Directions for this task :: Report back each line of the records that contains the string "name".

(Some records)
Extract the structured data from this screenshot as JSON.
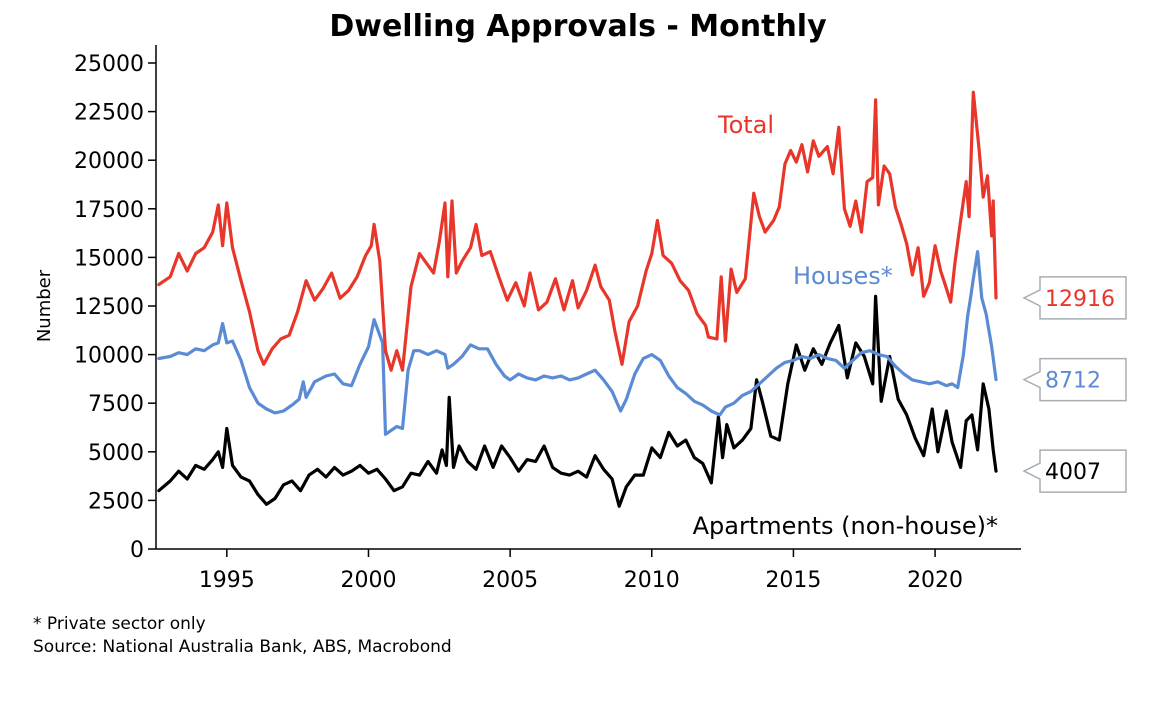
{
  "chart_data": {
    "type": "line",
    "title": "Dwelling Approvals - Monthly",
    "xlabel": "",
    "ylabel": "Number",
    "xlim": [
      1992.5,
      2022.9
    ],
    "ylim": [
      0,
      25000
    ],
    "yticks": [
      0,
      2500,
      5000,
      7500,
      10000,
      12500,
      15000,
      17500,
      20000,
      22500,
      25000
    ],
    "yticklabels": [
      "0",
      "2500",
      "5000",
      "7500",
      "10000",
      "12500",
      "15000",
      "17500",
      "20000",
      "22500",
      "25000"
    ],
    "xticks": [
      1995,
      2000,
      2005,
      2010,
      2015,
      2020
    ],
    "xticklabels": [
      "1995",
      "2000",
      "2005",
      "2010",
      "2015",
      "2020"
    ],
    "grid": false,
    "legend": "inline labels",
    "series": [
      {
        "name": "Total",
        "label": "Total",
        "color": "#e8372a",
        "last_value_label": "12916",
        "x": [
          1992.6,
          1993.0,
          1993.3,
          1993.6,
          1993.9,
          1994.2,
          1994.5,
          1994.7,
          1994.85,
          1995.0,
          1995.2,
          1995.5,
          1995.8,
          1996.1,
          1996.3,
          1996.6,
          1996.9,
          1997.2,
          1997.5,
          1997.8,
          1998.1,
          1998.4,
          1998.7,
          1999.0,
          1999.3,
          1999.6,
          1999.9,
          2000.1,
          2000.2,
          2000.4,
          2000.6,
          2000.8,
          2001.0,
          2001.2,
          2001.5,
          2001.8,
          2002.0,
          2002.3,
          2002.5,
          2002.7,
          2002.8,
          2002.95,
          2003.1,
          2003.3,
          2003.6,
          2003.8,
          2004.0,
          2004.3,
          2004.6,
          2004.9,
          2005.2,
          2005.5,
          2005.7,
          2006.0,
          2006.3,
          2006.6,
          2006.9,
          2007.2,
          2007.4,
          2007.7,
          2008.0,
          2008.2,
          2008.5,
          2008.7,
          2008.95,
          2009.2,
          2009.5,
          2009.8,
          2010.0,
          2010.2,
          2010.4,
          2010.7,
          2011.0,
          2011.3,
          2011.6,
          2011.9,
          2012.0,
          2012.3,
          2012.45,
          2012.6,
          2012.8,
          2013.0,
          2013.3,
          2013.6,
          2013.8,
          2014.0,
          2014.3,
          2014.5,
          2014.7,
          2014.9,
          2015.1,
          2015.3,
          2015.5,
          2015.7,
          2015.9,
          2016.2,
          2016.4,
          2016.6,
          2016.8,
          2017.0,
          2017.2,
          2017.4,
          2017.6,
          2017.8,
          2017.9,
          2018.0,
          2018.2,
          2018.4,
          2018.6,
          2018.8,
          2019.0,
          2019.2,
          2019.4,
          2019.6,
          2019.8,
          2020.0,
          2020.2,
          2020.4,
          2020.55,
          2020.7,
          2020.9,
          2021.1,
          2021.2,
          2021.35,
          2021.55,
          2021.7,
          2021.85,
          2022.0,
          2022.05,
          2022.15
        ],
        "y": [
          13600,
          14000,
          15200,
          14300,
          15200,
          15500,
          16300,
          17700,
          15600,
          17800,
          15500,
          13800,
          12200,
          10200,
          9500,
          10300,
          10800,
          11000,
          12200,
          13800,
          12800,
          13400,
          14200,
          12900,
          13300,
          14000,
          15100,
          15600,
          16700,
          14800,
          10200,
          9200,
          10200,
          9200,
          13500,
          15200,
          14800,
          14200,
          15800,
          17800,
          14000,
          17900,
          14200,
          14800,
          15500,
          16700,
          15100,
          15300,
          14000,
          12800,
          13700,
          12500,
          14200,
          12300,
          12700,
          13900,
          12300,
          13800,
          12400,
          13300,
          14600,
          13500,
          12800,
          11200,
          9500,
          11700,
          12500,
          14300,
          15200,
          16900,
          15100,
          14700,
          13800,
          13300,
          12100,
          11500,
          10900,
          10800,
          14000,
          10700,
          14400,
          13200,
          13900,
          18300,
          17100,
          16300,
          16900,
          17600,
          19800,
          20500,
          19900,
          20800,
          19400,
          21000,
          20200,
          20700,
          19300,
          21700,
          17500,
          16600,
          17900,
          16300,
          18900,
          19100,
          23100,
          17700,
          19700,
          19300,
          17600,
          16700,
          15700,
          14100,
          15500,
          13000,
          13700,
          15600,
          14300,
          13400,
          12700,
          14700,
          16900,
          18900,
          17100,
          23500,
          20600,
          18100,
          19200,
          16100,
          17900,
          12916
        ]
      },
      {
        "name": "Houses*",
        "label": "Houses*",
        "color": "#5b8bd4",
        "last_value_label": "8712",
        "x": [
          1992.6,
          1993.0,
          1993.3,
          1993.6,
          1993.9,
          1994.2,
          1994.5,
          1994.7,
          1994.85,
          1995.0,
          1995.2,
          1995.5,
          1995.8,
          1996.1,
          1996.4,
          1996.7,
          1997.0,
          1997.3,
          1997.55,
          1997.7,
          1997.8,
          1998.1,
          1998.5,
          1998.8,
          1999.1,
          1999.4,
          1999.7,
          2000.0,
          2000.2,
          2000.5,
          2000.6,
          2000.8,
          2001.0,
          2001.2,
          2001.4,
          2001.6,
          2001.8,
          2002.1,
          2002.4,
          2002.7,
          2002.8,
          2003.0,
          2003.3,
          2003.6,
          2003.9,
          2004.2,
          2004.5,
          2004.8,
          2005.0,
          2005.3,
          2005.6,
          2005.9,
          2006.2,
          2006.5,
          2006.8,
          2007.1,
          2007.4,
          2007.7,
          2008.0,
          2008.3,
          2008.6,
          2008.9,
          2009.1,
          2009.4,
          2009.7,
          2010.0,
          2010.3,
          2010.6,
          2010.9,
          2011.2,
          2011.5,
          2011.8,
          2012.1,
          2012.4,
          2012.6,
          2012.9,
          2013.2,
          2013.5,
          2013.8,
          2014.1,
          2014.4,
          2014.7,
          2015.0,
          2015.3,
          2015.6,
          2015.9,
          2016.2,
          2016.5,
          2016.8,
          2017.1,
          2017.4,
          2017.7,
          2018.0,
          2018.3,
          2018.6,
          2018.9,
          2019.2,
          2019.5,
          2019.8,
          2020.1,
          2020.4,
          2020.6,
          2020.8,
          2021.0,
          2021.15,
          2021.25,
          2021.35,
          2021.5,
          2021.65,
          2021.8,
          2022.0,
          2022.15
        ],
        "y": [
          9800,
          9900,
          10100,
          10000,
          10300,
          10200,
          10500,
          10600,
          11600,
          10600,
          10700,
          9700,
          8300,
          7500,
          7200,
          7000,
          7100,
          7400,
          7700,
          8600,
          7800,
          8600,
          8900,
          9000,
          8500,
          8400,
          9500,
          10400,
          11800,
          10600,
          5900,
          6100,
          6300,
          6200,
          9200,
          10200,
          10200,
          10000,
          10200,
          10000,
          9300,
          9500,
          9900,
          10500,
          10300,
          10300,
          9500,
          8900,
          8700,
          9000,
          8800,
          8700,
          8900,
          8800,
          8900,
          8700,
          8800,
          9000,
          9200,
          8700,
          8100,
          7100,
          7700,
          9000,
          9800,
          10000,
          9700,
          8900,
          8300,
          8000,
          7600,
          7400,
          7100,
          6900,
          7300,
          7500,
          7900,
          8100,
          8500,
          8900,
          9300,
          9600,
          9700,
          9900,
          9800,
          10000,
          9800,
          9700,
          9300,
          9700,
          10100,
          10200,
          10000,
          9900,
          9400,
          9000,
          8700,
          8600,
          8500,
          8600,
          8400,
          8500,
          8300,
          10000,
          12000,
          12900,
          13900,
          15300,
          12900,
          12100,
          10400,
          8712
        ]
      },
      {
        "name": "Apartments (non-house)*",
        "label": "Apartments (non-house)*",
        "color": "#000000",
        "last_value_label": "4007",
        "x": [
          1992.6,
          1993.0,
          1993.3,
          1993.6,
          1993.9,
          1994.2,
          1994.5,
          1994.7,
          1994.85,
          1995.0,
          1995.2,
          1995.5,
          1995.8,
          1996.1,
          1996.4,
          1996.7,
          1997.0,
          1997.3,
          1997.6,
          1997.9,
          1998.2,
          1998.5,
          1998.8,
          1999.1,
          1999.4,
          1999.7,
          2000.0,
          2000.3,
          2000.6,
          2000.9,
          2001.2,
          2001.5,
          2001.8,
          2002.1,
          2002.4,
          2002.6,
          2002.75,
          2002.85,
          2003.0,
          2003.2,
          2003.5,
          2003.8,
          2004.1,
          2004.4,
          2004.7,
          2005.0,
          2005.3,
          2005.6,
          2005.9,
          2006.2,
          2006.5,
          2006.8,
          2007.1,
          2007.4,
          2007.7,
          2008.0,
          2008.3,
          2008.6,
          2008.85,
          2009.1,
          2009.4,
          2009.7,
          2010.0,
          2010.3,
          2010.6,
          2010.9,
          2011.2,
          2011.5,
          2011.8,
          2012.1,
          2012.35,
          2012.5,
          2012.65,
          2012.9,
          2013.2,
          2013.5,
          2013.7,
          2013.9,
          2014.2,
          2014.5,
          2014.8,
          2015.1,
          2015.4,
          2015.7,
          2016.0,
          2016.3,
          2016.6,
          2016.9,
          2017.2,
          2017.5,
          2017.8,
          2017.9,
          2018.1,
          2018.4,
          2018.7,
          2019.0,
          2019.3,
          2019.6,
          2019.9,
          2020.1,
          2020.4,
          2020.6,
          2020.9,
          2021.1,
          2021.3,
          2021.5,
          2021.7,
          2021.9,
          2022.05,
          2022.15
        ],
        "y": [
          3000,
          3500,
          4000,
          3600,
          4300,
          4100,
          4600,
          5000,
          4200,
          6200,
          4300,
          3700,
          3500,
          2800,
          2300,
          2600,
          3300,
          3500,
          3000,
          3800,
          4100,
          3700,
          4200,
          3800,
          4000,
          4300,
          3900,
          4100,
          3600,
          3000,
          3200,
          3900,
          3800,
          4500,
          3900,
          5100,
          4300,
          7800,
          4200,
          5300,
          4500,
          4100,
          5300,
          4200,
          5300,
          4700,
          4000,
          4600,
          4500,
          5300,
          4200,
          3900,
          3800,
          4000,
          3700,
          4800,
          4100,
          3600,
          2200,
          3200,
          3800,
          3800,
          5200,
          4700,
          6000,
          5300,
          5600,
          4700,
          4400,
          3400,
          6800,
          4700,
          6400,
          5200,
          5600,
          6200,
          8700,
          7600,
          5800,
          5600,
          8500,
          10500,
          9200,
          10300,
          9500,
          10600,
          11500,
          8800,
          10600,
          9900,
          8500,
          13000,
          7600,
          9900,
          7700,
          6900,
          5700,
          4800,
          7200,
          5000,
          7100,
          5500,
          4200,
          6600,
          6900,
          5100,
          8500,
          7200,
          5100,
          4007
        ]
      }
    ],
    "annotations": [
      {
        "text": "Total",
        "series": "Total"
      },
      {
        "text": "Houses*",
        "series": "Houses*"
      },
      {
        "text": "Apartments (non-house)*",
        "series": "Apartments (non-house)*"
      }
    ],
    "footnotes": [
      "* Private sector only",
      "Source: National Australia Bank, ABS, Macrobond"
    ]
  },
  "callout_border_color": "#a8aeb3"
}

Answer to the problem ::
        "name": "Total",
        "name": "Houses*",
        "name": "Apartments (non-house)*",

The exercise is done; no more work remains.